WHAT IS ASKED: All of the data below should be written out exactly.

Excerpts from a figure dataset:
* * * * *
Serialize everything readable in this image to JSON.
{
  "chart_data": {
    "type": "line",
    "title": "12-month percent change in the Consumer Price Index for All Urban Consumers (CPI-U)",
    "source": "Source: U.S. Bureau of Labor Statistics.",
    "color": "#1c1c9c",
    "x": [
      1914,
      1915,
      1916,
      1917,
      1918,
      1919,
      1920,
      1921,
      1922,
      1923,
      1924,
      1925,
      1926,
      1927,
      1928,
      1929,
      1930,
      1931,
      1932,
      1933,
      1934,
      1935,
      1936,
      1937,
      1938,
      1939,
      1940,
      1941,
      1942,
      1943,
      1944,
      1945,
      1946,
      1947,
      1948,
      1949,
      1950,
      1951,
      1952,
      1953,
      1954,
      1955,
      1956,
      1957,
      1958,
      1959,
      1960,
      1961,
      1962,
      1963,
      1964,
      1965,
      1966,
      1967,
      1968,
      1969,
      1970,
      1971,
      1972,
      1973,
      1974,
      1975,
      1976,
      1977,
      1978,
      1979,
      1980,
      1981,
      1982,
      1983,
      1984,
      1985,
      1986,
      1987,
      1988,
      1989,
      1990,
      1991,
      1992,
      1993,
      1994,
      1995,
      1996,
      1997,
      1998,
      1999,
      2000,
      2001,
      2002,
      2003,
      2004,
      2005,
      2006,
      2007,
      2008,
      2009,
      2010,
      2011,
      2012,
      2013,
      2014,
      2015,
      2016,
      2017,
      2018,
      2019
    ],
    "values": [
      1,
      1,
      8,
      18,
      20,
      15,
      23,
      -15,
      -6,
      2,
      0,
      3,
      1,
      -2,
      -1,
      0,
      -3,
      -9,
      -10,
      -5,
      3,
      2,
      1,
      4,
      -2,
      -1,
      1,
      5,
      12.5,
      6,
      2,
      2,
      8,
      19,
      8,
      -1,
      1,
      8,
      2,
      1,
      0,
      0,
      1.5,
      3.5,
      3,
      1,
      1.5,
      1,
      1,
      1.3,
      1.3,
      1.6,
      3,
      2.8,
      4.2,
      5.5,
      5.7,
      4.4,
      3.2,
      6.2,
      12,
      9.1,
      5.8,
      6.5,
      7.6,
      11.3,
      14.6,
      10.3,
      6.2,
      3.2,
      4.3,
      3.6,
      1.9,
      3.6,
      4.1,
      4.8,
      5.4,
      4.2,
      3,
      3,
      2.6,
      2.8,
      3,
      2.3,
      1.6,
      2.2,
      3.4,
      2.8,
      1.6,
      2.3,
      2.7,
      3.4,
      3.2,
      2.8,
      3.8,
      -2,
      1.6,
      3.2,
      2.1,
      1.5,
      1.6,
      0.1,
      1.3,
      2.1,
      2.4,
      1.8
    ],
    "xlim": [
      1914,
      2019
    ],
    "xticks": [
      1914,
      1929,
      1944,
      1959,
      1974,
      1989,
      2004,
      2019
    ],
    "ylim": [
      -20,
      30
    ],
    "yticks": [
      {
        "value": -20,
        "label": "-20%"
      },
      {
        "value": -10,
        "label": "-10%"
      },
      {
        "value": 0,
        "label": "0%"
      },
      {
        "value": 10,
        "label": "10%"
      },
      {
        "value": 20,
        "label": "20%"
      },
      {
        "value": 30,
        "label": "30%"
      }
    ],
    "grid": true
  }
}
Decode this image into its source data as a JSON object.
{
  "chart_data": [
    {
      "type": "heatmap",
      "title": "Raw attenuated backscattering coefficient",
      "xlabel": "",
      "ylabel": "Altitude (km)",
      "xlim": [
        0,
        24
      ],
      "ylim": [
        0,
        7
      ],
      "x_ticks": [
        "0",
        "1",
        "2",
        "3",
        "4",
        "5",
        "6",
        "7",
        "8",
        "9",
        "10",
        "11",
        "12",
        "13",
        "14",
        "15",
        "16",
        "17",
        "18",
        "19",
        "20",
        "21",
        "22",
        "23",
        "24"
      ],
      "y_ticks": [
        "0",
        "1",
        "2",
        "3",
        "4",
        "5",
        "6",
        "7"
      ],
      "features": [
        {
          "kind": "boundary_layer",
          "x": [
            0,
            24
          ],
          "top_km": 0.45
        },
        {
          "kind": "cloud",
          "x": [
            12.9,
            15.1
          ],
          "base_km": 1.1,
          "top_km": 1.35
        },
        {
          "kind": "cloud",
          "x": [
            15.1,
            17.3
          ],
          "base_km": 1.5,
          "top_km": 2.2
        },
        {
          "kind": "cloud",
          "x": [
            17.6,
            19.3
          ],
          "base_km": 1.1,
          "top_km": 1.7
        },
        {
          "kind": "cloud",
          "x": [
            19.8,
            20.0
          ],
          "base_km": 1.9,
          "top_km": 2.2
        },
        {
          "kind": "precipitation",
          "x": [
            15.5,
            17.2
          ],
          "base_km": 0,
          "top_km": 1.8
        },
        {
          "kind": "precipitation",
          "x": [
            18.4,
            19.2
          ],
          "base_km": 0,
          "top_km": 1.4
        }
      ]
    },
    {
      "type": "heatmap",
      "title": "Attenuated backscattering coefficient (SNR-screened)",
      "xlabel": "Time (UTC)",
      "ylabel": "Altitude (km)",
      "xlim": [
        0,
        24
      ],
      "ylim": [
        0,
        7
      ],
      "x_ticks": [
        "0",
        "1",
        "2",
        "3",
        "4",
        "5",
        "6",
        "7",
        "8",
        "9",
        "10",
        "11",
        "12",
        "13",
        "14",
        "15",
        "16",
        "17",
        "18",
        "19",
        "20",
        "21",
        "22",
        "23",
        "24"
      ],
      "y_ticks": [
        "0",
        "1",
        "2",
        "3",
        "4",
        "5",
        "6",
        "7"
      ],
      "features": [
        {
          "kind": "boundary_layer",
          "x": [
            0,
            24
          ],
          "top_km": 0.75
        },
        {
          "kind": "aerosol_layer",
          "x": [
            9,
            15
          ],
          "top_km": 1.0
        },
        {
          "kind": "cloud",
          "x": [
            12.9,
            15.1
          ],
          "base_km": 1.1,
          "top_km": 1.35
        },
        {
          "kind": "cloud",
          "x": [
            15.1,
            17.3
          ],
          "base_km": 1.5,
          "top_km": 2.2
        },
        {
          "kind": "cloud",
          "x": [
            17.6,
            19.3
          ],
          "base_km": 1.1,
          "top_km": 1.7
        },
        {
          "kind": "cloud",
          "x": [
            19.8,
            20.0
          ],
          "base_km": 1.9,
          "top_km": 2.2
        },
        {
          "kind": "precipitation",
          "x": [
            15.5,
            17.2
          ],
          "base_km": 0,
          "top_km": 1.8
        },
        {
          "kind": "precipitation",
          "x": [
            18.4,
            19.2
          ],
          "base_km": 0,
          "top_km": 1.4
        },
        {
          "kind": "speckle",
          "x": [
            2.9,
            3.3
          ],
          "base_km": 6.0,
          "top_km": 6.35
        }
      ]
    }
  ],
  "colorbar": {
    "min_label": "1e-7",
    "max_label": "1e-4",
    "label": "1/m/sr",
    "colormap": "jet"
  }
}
* * * * *
SOLUTION FOR THIS PROBLEM:
Serialize everything readable in this image to JSON.
{
  "chart_data": {
    "type": "line",
    "title": "12-month percent change in the Consumer Price Index for All Urban Consumers (CPI-U)",
    "source": "Source: U.S. Bureau of Labor Statistics.",
    "color": "#1c1c9c",
    "x": [
      1914,
      1915,
      1916,
      1917,
      1918,
      1919,
      1920,
      1921,
      1922,
      1923,
      1924,
      1925,
      1926,
      1927,
      1928,
      1929,
      1930,
      1931,
      1932,
      1933,
      1934,
      1935,
      1936,
      1937,
      1938,
      1939,
      1940,
      1941,
      1942,
      1943,
      1944,
      1945,
      1946,
      1947,
      1948,
      1949,
      1950,
      1951,
      1952,
      1953,
      1954,
      1955,
      1956,
      1957,
      1958,
      1959,
      1960,
      1961,
      1962,
      1963,
      1964,
      1965,
      1966,
      1967,
      1968,
      1969,
      1970,
      1971,
      1972,
      1973,
      1974,
      1975,
      1976,
      1977,
      1978,
      1979,
      1980,
      1981,
      1982,
      1983,
      1984,
      1985,
      1986,
      1987,
      1988,
      1989,
      1990,
      1991,
      1992,
      1993,
      1994,
      1995,
      1996,
      1997,
      1998,
      1999,
      2000,
      2001,
      2002,
      2003,
      2004,
      2005,
      2006,
      2007,
      2008,
      2009,
      2010,
      2011,
      2012,
      2013,
      2014,
      2015,
      2016,
      2017,
      2018,
      2019
    ],
    "values": [
      1,
      1,
      8,
      18,
      20,
      15,
      23,
      -15,
      -6,
      2,
      0,
      3,
      1,
      -2,
      -1,
      0,
      -3,
      -9,
      -10,
      -5,
      3,
      2,
      1,
      4,
      -2,
      -1,
      1,
      5,
      12.5,
      6,
      2,
      2,
      8,
      19,
      8,
      -1,
      1,
      8,
      2,
      1,
      0,
      0,
      1.5,
      3.5,
      3,
      1,
      1.5,
      1,
      1,
      1.3,
      1.3,
      1.6,
      3,
      2.8,
      4.2,
      5.5,
      5.7,
      4.4,
      3.2,
      6.2,
      12,
      9.1,
      5.8,
      6.5,
      7.6,
      11.3,
      14.6,
      10.3,
      6.2,
      3.2,
      4.3,
      3.6,
      1.9,
      3.6,
      4.1,
      4.8,
      5.4,
      4.2,
      3,
      3,
      2.6,
      2.8,
      3,
      2.3,
      1.6,
      2.2,
      3.4,
      2.8,
      1.6,
      2.3,
      2.7,
      3.4,
      3.2,
      2.8,
      3.8,
      -2,
      1.6,
      3.2,
      2.1,
      1.5,
      1.6,
      0.1,
      1.3,
      2.1,
      2.4,
      1.8
    ],
    "xlim": [
      1914,
      2019
    ],
    "xticks": [
      1914,
      1929,
      1944,
      1959,
      1974,
      1989,
      2004,
      2019
    ],
    "ylim": [
      -20,
      30
    ],
    "yticks": [
      {
        "value": -20,
        "label": "-20%"
      },
      {
        "value": -10,
        "label": "-10%"
      },
      {
        "value": 0,
        "label": "0%"
      },
      {
        "value": 10,
        "label": "10%"
      },
      {
        "value": 20,
        "label": "20%"
      },
      {
        "value": 30,
        "label": "30%"
      }
    ],
    "grid": true
  }
}
Decode this image into its source data as a JSON object.
{
  "chart_data": [
    {
      "type": "heatmap",
      "title": "Raw attenuated backscattering coefficient",
      "xlabel": "",
      "ylabel": "Altitude (km)",
      "xlim": [
        0,
        24
      ],
      "ylim": [
        0,
        7
      ],
      "x_ticks": [
        "0",
        "1",
        "2",
        "3",
        "4",
        "5",
        "6",
        "7",
        "8",
        "9",
        "10",
        "11",
        "12",
        "13",
        "14",
        "15",
        "16",
        "17",
        "18",
        "19",
        "20",
        "21",
        "22",
        "23",
        "24"
      ],
      "y_ticks": [
        "0",
        "1",
        "2",
        "3",
        "4",
        "5",
        "6",
        "7"
      ],
      "features": [
        {
          "kind": "boundary_layer",
          "x": [
            0,
            24
          ],
          "top_km": 0.45
        },
        {
          "kind": "cloud",
          "x": [
            12.9,
            15.1
          ],
          "base_km": 1.1,
          "top_km": 1.35
        },
        {
          "kind": "cloud",
          "x": [
            15.1,
            17.3
          ],
          "base_km": 1.5,
          "top_km": 2.2
        },
        {
          "kind": "cloud",
          "x": [
            17.6,
            19.3
          ],
          "base_km": 1.1,
          "top_km": 1.7
        },
        {
          "kind": "cloud",
          "x": [
            19.8,
            20.0
          ],
          "base_km": 1.9,
          "top_km": 2.2
        },
        {
          "kind": "precipitation",
          "x": [
            15.5,
            17.2
          ],
          "base_km": 0,
          "top_km": 1.8
        },
        {
          "kind": "precipitation",
          "x": [
            18.4,
            19.2
          ],
          "base_km": 0,
          "top_km": 1.4
        }
      ]
    },
    {
      "type": "heatmap",
      "title": "Attenuated backscattering coefficient (SNR-screened)",
      "xlabel": "Time (UTC)",
      "ylabel": "Altitude (km)",
      "xlim": [
        0,
        24
      ],
      "ylim": [
        0,
        7
      ],
      "x_ticks": [
        "0",
        "1",
        "2",
        "3",
        "4",
        "5",
        "6",
        "7",
        "8",
        "9",
        "10",
        "11",
        "12",
        "13",
        "14",
        "15",
        "16",
        "17",
        "18",
        "19",
        "20",
        "21",
        "22",
        "23",
        "24"
      ],
      "y_ticks": [
        "0",
        "1",
        "2",
        "3",
        "4",
        "5",
        "6",
        "7"
      ],
      "features": [
        {
          "kind": "boundary_layer",
          "x": [
            0,
            24
          ],
          "top_km": 0.75
        },
        {
          "kind": "aerosol_layer",
          "x": [
            9,
            15
          ],
          "top_km": 1.0
        },
        {
          "kind": "cloud",
          "x": [
            12.9,
            15.1
          ],
          "base_km": 1.1,
          "top_km": 1.35
        },
        {
          "kind": "cloud",
          "x": [
            15.1,
            17.3
          ],
          "base_km": 1.5,
          "top_km": 2.2
        },
        {
          "kind": "cloud",
          "x": [
            17.6,
            19.3
          ],
          "base_km": 1.1,
          "top_km": 1.7
        },
        {
          "kind": "cloud",
          "x": [
            19.8,
            20.0
          ],
          "base_km": 1.9,
          "top_km": 2.2
        },
        {
          "kind": "precipitation",
          "x": [
            15.5,
            17.2
          ],
          "base_km": 0,
          "top_km": 1.8
        },
        {
          "kind": "precipitation",
          "x": [
            18.4,
            19.2
          ],
          "base_km": 0,
          "top_km": 1.4
        },
        {
          "kind": "speckle",
          "x": [
            2.9,
            3.3
          ],
          "base_km": 6.0,
          "top_km": 6.35
        }
      ]
    }
  ],
  "colorbar": {
    "min_label": "1e-7",
    "max_label": "1e-4",
    "label": "1/m/sr",
    "colormap": "jet"
  }
}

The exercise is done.